[Chart and figure data]
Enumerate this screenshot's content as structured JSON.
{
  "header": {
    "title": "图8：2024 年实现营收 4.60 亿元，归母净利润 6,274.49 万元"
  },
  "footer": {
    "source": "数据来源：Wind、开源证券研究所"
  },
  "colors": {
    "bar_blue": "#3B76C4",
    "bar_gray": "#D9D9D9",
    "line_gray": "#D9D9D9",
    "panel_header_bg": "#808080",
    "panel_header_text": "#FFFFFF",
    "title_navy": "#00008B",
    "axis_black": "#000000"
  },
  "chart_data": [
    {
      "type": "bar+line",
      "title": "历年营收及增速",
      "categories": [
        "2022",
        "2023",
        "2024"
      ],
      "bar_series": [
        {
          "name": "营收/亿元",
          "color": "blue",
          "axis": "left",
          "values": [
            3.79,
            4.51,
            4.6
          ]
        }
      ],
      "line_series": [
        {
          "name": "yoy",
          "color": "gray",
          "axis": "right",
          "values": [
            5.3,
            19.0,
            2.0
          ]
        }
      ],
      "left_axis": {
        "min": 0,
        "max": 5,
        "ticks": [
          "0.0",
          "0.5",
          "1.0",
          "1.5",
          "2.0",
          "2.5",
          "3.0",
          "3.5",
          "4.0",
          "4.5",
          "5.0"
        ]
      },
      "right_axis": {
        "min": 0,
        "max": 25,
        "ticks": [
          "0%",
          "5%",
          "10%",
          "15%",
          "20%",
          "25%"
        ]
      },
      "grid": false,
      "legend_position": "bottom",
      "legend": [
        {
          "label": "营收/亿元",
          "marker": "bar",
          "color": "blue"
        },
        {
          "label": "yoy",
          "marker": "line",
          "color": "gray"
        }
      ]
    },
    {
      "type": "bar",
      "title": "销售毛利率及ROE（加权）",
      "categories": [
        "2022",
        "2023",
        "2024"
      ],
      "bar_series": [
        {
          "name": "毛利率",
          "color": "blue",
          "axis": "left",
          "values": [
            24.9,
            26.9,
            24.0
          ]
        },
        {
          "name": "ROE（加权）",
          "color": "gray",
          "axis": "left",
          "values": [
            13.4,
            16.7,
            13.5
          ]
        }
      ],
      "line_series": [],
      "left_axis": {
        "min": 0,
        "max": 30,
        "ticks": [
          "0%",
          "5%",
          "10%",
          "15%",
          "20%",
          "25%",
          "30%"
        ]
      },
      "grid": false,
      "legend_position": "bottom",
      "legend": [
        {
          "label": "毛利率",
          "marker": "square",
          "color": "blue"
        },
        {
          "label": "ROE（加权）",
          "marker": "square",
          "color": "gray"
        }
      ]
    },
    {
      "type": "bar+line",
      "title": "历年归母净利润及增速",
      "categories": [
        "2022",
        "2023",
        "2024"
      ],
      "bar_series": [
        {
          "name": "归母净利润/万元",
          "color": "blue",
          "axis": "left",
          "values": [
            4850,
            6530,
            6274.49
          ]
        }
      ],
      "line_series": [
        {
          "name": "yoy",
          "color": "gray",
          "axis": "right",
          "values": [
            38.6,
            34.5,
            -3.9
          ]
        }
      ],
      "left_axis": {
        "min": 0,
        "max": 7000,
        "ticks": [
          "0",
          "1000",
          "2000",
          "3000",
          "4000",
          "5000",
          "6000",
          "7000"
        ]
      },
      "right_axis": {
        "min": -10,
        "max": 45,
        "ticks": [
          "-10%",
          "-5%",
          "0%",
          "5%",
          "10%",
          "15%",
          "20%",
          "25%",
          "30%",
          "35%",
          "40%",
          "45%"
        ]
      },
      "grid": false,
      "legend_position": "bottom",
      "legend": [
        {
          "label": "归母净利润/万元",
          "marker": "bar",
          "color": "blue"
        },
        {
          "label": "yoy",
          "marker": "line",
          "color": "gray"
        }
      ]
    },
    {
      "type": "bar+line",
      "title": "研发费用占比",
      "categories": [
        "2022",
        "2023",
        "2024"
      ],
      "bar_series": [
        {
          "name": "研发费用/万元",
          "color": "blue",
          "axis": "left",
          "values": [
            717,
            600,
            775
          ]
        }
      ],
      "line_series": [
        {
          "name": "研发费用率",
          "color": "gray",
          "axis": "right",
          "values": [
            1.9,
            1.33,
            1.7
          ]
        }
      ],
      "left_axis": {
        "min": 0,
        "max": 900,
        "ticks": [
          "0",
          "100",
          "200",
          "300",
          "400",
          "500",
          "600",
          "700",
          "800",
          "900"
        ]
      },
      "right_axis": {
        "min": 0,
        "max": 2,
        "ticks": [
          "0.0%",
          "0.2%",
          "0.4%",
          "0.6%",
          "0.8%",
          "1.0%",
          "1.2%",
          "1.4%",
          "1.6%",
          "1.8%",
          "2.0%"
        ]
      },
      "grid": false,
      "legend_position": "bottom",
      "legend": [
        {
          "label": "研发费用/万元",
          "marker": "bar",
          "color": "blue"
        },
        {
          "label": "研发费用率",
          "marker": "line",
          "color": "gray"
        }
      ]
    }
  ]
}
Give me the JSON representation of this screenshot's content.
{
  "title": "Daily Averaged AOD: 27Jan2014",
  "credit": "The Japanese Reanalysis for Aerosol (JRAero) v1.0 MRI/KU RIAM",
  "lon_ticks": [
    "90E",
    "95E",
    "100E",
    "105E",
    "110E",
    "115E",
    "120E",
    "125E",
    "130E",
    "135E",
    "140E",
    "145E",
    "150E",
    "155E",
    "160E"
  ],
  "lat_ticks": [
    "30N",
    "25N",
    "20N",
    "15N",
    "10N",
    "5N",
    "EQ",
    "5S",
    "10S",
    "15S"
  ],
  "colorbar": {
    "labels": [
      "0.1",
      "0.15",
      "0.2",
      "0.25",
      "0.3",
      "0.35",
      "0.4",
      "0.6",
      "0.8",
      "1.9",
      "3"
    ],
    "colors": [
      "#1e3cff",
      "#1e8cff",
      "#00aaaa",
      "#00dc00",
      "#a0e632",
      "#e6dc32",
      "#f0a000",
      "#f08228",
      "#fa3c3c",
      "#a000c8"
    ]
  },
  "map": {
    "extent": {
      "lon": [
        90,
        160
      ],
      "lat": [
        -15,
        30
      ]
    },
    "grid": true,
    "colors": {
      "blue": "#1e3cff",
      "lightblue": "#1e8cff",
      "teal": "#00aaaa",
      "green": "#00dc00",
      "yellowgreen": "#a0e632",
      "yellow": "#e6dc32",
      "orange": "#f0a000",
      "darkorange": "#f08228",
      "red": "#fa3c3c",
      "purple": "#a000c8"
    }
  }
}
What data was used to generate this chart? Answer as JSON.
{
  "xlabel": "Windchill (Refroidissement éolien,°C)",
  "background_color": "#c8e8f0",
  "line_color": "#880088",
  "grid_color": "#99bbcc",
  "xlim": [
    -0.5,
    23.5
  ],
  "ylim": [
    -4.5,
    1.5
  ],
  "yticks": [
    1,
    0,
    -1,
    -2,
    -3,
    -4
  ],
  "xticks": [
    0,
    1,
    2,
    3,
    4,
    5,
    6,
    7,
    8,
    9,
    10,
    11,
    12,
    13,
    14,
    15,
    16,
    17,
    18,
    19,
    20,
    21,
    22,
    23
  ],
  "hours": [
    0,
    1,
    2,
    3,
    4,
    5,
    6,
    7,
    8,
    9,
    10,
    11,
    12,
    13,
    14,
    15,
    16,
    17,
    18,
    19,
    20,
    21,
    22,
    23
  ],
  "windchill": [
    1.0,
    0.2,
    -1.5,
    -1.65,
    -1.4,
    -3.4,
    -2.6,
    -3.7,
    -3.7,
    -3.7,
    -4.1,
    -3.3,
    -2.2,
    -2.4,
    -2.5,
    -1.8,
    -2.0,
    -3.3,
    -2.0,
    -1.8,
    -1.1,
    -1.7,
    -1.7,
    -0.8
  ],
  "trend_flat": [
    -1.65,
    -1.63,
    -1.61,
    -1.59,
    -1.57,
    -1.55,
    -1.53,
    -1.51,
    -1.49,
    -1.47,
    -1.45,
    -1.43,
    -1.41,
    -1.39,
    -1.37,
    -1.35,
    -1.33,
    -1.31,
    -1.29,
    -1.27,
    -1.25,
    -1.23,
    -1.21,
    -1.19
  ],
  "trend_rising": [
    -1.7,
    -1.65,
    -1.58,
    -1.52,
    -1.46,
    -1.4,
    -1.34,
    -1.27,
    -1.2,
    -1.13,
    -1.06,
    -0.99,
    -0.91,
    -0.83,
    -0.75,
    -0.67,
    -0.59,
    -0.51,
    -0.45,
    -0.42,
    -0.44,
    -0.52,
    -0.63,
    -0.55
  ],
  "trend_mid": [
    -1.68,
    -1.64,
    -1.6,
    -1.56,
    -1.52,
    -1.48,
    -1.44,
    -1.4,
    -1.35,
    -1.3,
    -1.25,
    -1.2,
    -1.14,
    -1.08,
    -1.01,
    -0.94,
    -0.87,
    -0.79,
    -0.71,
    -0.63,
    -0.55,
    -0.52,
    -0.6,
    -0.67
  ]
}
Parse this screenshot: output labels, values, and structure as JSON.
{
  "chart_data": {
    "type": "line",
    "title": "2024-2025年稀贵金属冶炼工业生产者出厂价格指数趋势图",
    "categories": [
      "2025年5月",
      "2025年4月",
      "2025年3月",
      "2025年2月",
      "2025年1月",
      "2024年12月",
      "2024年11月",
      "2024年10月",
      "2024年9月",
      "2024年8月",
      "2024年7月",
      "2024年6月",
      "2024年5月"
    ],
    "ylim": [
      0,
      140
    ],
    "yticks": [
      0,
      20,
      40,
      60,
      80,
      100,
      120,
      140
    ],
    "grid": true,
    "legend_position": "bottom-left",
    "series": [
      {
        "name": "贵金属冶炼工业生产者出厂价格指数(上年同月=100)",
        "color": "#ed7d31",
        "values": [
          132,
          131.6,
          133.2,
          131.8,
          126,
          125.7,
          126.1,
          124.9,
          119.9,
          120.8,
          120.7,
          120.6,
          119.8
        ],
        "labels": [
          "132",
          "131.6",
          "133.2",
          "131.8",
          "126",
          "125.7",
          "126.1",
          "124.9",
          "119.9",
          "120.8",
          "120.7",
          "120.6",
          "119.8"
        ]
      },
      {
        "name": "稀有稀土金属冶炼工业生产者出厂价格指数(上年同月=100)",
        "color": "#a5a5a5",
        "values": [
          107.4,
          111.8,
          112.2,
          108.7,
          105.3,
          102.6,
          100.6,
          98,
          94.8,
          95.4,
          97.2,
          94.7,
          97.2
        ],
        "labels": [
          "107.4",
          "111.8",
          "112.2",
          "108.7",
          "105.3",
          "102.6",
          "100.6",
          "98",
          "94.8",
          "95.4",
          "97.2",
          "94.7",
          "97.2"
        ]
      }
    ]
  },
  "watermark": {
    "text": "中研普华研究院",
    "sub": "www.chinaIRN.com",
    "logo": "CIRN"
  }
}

• _Exercise instructions_:
Look through the material and copy each line that has "labels".

• _Final answer_:
    "labels": [
Parse this screenshot: output labels, values, and structure as JSON.
        "labels": [
        "labels": [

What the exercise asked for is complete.